→ To be done:
Return each line of the listing that contains the string "icon".
%%
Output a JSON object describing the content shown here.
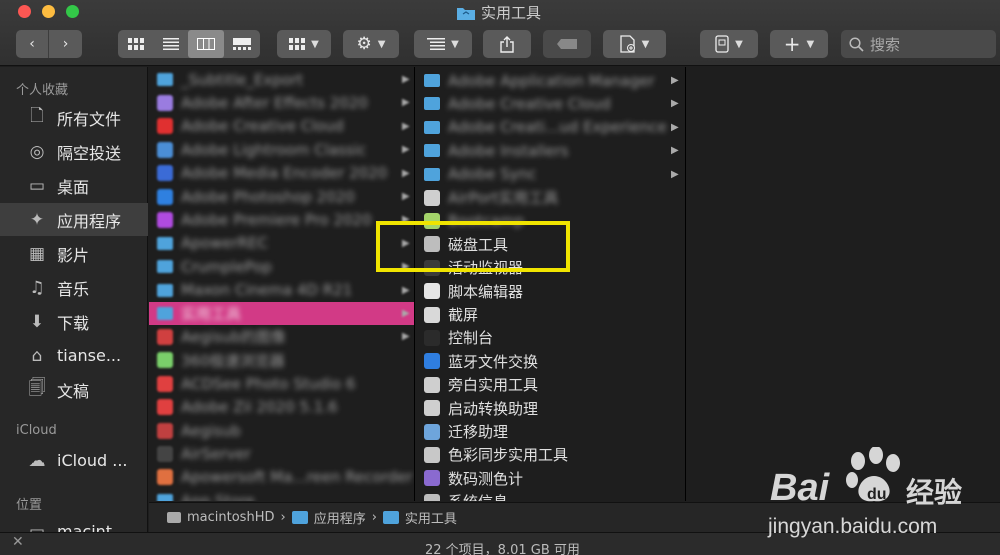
{
  "window": {
    "title": "实用工具"
  },
  "toolbar": {
    "search_placeholder": "搜索"
  },
  "sidebar": {
    "favorites_header": "个人收藏",
    "items": [
      {
        "label": "所有文件",
        "icon": "document-icon"
      },
      {
        "label": "隔空投送",
        "icon": "airdrop-icon"
      },
      {
        "label": "桌面",
        "icon": "desktop-icon"
      },
      {
        "label": "应用程序",
        "icon": "applications-icon"
      },
      {
        "label": "影片",
        "icon": "film-icon"
      },
      {
        "label": "音乐",
        "icon": "music-icon"
      },
      {
        "label": "下载",
        "icon": "download-icon"
      },
      {
        "label": "tianse...",
        "icon": "home-icon"
      },
      {
        "label": "文稿",
        "icon": "documents-icon"
      }
    ],
    "icloud_header": "iCloud",
    "icloud_items": [
      {
        "label": "iCloud ...",
        "icon": "cloud-icon"
      }
    ],
    "locations_header": "位置",
    "location_items": [
      {
        "label": "macint...",
        "icon": "disk-icon"
      }
    ]
  },
  "column1": {
    "items": [
      {
        "label": "_Subtitle_Export",
        "color": "#4fa3dc"
      },
      {
        "label": "Adobe After Effects 2020",
        "color": "#9a7ce0"
      },
      {
        "label": "Adobe Creative Cloud",
        "color": "#e03030"
      },
      {
        "label": "Adobe Lightroom Classic",
        "color": "#4b8ed6"
      },
      {
        "label": "Adobe Media Encoder 2020",
        "color": "#3b6bd6"
      },
      {
        "label": "Adobe Photoshop 2020",
        "color": "#2f80e0"
      },
      {
        "label": "Adobe Premiere Pro 2020",
        "color": "#b04be0"
      },
      {
        "label": "ApowerREC",
        "color": "#4fa3dc"
      },
      {
        "label": "CrumplePop",
        "color": "#4fa3dc"
      },
      {
        "label": "Maxon Cinema 4D R21",
        "color": "#4fa3dc"
      },
      {
        "label": "实用工具",
        "color": "#4fa3dc"
      },
      {
        "label": "Aegisub的图像",
        "color": "#d04040"
      },
      {
        "label": "360极速浏览器",
        "color": "#7ad06a"
      },
      {
        "label": "ACDSee Photo Studio 6",
        "color": "#e04040"
      },
      {
        "label": "Adobe Zii 2020 5.1.6",
        "color": "#e04040"
      },
      {
        "label": "Aegisub",
        "color": "#c04040"
      },
      {
        "label": "AirServer",
        "color": "#444444"
      },
      {
        "label": "Apowersoft Ma...reen Recorder",
        "color": "#e07040"
      },
      {
        "label": "App Store",
        "color": "#4fa3dc"
      }
    ]
  },
  "column2": {
    "items": [
      {
        "label": "Adobe Application Manager"
      },
      {
        "label": "Adobe Creative Cloud"
      },
      {
        "label": "Adobe Creati...ud Experience"
      },
      {
        "label": "Adobe Installers"
      },
      {
        "label": "Adobe Sync"
      },
      {
        "label": "AirPort实用工具"
      },
      {
        "label": "Bootcamp"
      },
      {
        "label": "磁盘工具"
      },
      {
        "label": "活动监视器"
      },
      {
        "label": "脚本编辑器"
      },
      {
        "label": "截屏"
      },
      {
        "label": "控制台"
      },
      {
        "label": "蓝牙文件交换"
      },
      {
        "label": "旁白实用工具"
      },
      {
        "label": "启动转换助理"
      },
      {
        "label": "迁移助理"
      },
      {
        "label": "色彩同步实用工具"
      },
      {
        "label": "数码测色计"
      },
      {
        "label": "系统信息"
      }
    ]
  },
  "pathbar": {
    "crumbs": [
      "macintoshHD",
      "应用程序",
      "实用工具"
    ]
  },
  "statusbar": {
    "text": "22 个项目，8.01 GB 可用"
  },
  "watermark": {
    "brand_left": "Bai",
    "brand_right": "经验",
    "url": "jingyan.baidu.com"
  },
  "colors": {
    "highlight": "#f0e400",
    "selection": "#d23a86",
    "folder": "#4fa3dc"
  }
}
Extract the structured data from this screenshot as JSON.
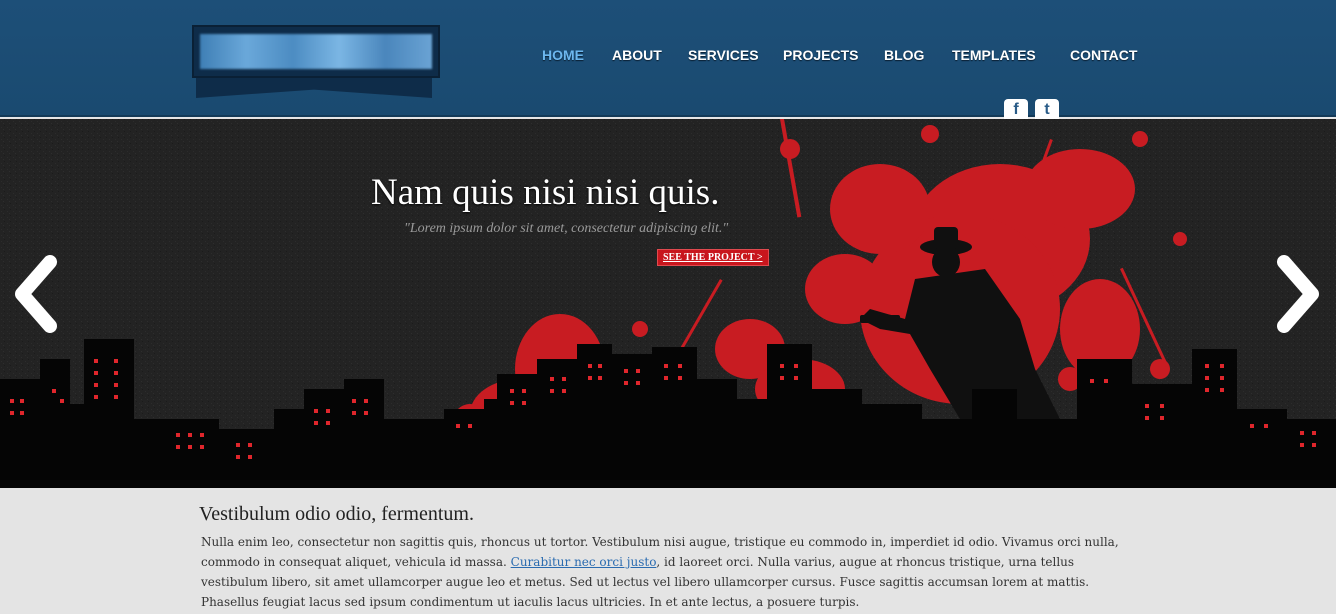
%%
→ Written solution:
        "icon": "document-icon"
        "icon": "airdrop-icon"
        "icon": "desktop-icon"
        "icon": "applications-icon"
        "icon": "film-icon"
        "icon": "music-icon"
        "icon": "download-icon"
        "icon": "home-icon"
        "icon": "documents-icon"
        "icon": "cloud-icon"
        "icon": "disk-icon"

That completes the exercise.